[BEGIN]

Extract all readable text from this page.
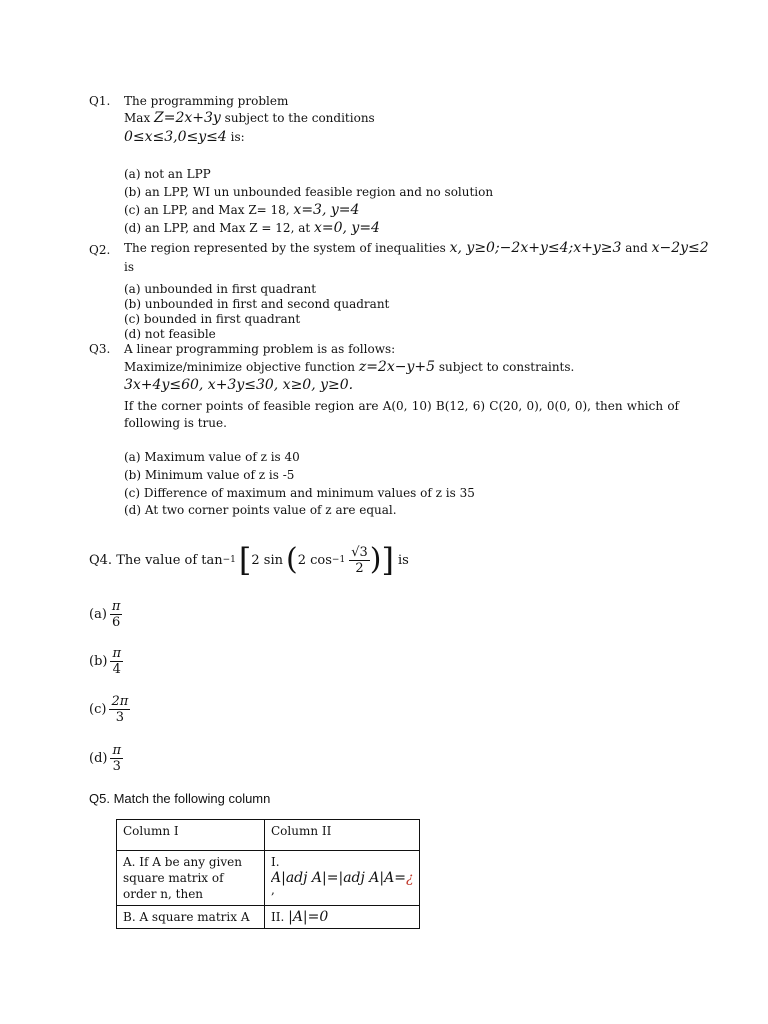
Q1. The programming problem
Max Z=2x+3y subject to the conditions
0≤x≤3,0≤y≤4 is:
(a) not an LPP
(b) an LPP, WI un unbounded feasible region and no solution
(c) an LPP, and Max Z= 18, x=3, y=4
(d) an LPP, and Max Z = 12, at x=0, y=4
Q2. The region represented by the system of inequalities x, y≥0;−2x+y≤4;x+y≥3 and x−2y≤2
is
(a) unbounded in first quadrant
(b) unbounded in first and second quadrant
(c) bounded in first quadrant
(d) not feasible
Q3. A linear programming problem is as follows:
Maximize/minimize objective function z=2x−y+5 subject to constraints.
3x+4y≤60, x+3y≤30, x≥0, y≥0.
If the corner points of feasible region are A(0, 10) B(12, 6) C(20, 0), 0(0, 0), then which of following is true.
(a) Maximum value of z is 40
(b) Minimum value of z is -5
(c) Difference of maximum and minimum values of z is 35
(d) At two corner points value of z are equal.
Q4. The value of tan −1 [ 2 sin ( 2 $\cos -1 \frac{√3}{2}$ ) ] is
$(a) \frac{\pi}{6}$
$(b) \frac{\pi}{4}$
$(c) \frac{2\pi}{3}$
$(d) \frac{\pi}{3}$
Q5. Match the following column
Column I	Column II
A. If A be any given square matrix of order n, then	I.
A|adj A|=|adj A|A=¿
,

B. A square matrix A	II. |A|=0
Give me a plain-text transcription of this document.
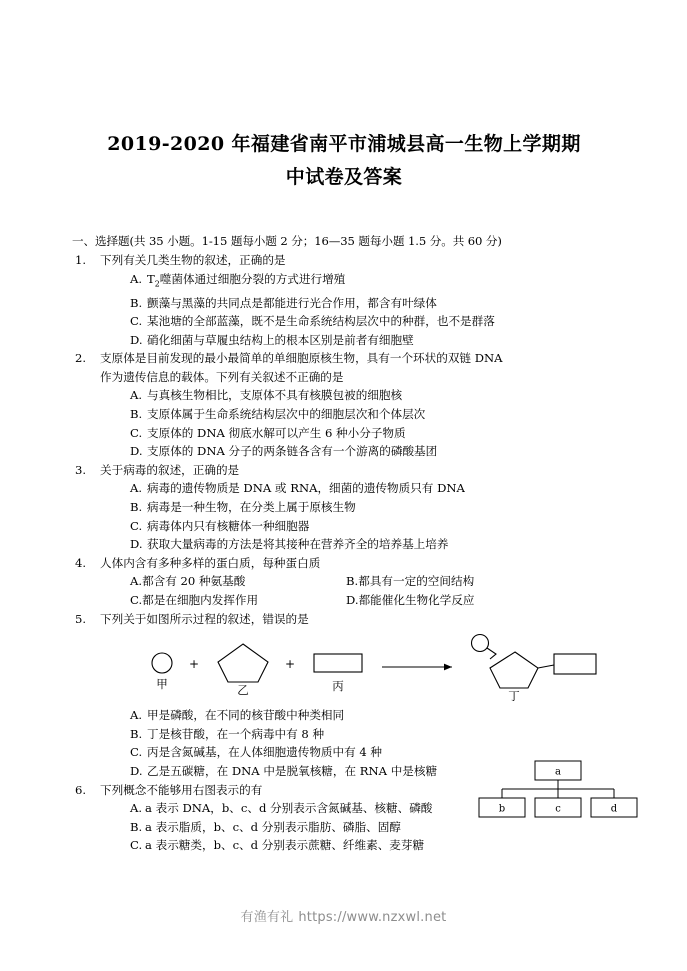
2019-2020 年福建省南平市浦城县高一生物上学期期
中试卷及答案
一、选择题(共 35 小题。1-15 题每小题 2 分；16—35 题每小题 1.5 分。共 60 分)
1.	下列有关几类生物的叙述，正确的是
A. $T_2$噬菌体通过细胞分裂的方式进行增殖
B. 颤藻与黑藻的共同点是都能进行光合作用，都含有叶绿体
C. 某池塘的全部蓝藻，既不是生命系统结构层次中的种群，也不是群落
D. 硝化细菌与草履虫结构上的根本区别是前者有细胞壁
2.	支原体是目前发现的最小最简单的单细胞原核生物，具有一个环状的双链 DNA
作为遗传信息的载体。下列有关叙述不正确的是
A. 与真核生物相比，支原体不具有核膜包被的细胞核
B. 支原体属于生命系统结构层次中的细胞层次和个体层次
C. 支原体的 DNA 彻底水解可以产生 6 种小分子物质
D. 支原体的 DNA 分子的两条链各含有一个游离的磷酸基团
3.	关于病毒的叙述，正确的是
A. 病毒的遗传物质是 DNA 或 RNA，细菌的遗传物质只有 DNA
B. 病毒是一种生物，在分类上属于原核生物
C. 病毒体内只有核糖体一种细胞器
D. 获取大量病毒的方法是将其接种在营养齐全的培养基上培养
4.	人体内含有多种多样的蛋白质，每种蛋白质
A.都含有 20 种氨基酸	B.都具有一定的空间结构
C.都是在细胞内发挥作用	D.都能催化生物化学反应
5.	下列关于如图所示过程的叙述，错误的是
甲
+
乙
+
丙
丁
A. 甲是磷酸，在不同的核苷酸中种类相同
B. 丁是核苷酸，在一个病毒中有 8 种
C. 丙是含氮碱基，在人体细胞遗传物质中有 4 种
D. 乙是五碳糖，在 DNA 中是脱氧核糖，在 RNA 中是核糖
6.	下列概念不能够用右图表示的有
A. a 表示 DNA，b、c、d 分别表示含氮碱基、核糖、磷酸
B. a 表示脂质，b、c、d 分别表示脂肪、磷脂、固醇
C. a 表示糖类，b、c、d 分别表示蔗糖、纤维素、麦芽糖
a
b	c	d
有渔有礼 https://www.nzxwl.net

[END]

* [OBJECTIVE]
Copy every record above exactly, leaving out any pictures.

* [CORRECT RESULT]
Extract all readable text from this page.
Q1. The programming problem
Max Z=2x+3y subject to the conditions
0≤x≤3,0≤y≤4 is:
(a) not an LPP
(b) an LPP, WI un unbounded feasible region and no solution
(c) an LPP, and Max Z= 18, x=3, y=4
(d) an LPP, and Max Z = 12, at x=0, y=4
Q2. The region represented by the system of inequalities x, y≥0;−2x+y≤4;x+y≥3 and x−2y≤2
is
(a) unbounded in first quadrant
(b) unbounded in first and second quadrant
(c) bounded in first quadrant
(d) not feasible
Q3. A linear programming problem is as follows:
Maximize/minimize objective function z=2x−y+5 subject to constraints.
3x+4y≤60, x+3y≤30, x≥0, y≥0.
If the corner points of feasible region are A(0, 10) B(12, 6) C(20, 0), 0(0, 0), then which of following is true.
(a) Maximum value of z is 40
(b) Minimum value of z is -5
(c) Difference of maximum and minimum values of z is 35
(d) At two corner points value of z are equal.
Q4. The value of tan −1 [ 2 sin ( 2 $\cos -1 \frac{√3}{2}$ ) ] is
$(a) \frac{\pi}{6}$
$(b) \frac{\pi}{4}$
$(c) \frac{2\pi}{3}$
$(d) \frac{\pi}{3}$
Q5. Match the following column
Column I	Column II
A. If A be any given square matrix of order n, then	I.
A|adj A|=|adj A|A=¿
,

B. A square matrix A	II. |A|=0
Give me a plain-text transcription of this document.
2019-2020 年福建省南平市浦城县高一生物上学期期
中试卷及答案
一、选择题(共 35 小题。1-15 题每小题 2 分；16—35 题每小题 1.5 分。共 60 分)
1.	下列有关几类生物的叙述，正确的是
A. $T_2$噬菌体通过细胞分裂的方式进行增殖
B. 颤藻与黑藻的共同点是都能进行光合作用，都含有叶绿体
C. 某池塘的全部蓝藻，既不是生命系统结构层次中的种群，也不是群落
D. 硝化细菌与草履虫结构上的根本区别是前者有细胞壁
2.	支原体是目前发现的最小最简单的单细胞原核生物，具有一个环状的双链 DNA
作为遗传信息的载体。下列有关叙述不正确的是
A. 与真核生物相比，支原体不具有核膜包被的细胞核
B. 支原体属于生命系统结构层次中的细胞层次和个体层次
C. 支原体的 DNA 彻底水解可以产生 6 种小分子物质
D. 支原体的 DNA 分子的两条链各含有一个游离的磷酸基团
3.	关于病毒的叙述，正确的是
A. 病毒的遗传物质是 DNA 或 RNA，细菌的遗传物质只有 DNA
B. 病毒是一种生物，在分类上属于原核生物
C. 病毒体内只有核糖体一种细胞器
D. 获取大量病毒的方法是将其接种在营养齐全的培养基上培养
4.	人体内含有多种多样的蛋白质，每种蛋白质
A.都含有 20 种氨基酸	B.都具有一定的空间结构
C.都是在细胞内发挥作用	D.都能催化生物化学反应
5.	下列关于如图所示过程的叙述，错误的是
甲
+
乙
+
丙
丁
A. 甲是磷酸，在不同的核苷酸中种类相同
B. 丁是核苷酸，在一个病毒中有 8 种
C. 丙是含氮碱基，在人体细胞遗传物质中有 4 种
D. 乙是五碳糖，在 DNA 中是脱氧核糖，在 RNA 中是核糖
6.	下列概念不能够用右图表示的有
A. a 表示 DNA，b、c、d 分别表示含氮碱基、核糖、磷酸
B. a 表示脂质，b、c、d 分别表示脂肪、磷脂、固醇
C. a 表示糖类，b、c、d 分别表示蔗糖、纤维素、麦芽糖
a
b	c	d
有渔有礼 https://www.nzxwl.net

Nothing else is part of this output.